Records excerpted from a collection:
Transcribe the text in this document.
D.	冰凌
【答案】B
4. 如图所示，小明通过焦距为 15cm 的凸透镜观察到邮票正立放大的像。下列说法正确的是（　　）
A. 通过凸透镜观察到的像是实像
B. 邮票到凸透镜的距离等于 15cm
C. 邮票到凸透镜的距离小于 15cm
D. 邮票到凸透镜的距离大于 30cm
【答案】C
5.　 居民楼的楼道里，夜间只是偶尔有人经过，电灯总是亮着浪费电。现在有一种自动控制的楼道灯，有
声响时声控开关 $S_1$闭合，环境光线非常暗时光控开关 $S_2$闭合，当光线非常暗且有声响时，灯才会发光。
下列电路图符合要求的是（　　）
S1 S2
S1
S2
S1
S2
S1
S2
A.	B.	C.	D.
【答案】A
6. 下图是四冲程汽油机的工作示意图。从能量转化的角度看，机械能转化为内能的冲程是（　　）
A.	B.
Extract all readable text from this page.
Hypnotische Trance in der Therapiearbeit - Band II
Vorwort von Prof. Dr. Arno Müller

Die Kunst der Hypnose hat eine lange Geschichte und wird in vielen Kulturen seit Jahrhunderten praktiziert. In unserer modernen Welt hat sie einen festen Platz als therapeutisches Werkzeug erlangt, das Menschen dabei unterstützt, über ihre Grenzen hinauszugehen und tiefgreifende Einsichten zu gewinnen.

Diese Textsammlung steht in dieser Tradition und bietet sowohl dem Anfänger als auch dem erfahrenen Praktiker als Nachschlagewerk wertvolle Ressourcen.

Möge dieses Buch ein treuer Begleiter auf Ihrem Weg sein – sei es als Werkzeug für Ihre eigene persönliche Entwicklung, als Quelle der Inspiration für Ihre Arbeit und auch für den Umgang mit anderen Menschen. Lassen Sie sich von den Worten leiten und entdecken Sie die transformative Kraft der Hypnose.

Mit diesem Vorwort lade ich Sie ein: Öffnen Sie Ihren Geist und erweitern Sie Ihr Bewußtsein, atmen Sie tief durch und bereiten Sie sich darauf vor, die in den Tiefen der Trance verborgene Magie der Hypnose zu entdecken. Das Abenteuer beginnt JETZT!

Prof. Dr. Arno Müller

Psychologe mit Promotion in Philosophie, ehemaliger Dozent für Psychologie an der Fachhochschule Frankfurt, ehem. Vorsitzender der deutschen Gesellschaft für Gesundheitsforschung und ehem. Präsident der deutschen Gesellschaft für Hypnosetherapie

WHAT IS NEEDED:
Transcribe all the entries, keeping each one exactly as it is.

TASK OUTPUT:
Transcribe the text in this document.
D.	冰凌
【答案】B
4. 如图所示，小明通过焦距为 15cm 的凸透镜观察到邮票正立放大的像。下列说法正确的是（　　）
A. 通过凸透镜观察到的像是实像
B. 邮票到凸透镜的距离等于 15cm
C. 邮票到凸透镜的距离小于 15cm
D. 邮票到凸透镜的距离大于 30cm
【答案】C
5.　 居民楼的楼道里，夜间只是偶尔有人经过，电灯总是亮着浪费电。现在有一种自动控制的楼道灯，有
声响时声控开关 $S_1$闭合，环境光线非常暗时光控开关 $S_2$闭合，当光线非常暗且有声响时，灯才会发光。
下列电路图符合要求的是（　　）
S1 S2
S1
S2
S1
S2
S1
S2
A.	B.	C.	D.
【答案】A
6. 下图是四冲程汽油机的工作示意图。从能量转化的角度看，机械能转化为内能的冲程是（　　）
A.	B.
Extract all readable text from this page.
Hypnotische Trance in der Therapiearbeit - Band II
Vorwort von Prof. Dr. Arno Müller

Die Kunst der Hypnose hat eine lange Geschichte und wird in vielen Kulturen seit Jahrhunderten praktiziert. In unserer modernen Welt hat sie einen festen Platz als therapeutisches Werkzeug erlangt, das Menschen dabei unterstützt, über ihre Grenzen hinauszugehen und tiefgreifende Einsichten zu gewinnen.

Diese Textsammlung steht in dieser Tradition und bietet sowohl dem Anfänger als auch dem erfahrenen Praktiker als Nachschlagewerk wertvolle Ressourcen.

Möge dieses Buch ein treuer Begleiter auf Ihrem Weg sein – sei es als Werkzeug für Ihre eigene persönliche Entwicklung, als Quelle der Inspiration für Ihre Arbeit und auch für den Umgang mit anderen Menschen. Lassen Sie sich von den Worten leiten und entdecken Sie die transformative Kraft der Hypnose.

Mit diesem Vorwort lade ich Sie ein: Öffnen Sie Ihren Geist und erweitern Sie Ihr Bewußtsein, atmen Sie tief durch und bereiten Sie sich darauf vor, die in den Tiefen der Trance verborgene Magie der Hypnose zu entdecken. Das Abenteuer beginnt JETZT!

Prof. Dr. Arno Müller

Psychologe mit Promotion in Philosophie, ehemaliger Dozent für Psychologie an der Fachhochschule Frankfurt, ehem. Vorsitzender der deutschen Gesellschaft für Gesundheitsforschung und ehem. Präsident der deutschen Gesellschaft für Hypnosetherapie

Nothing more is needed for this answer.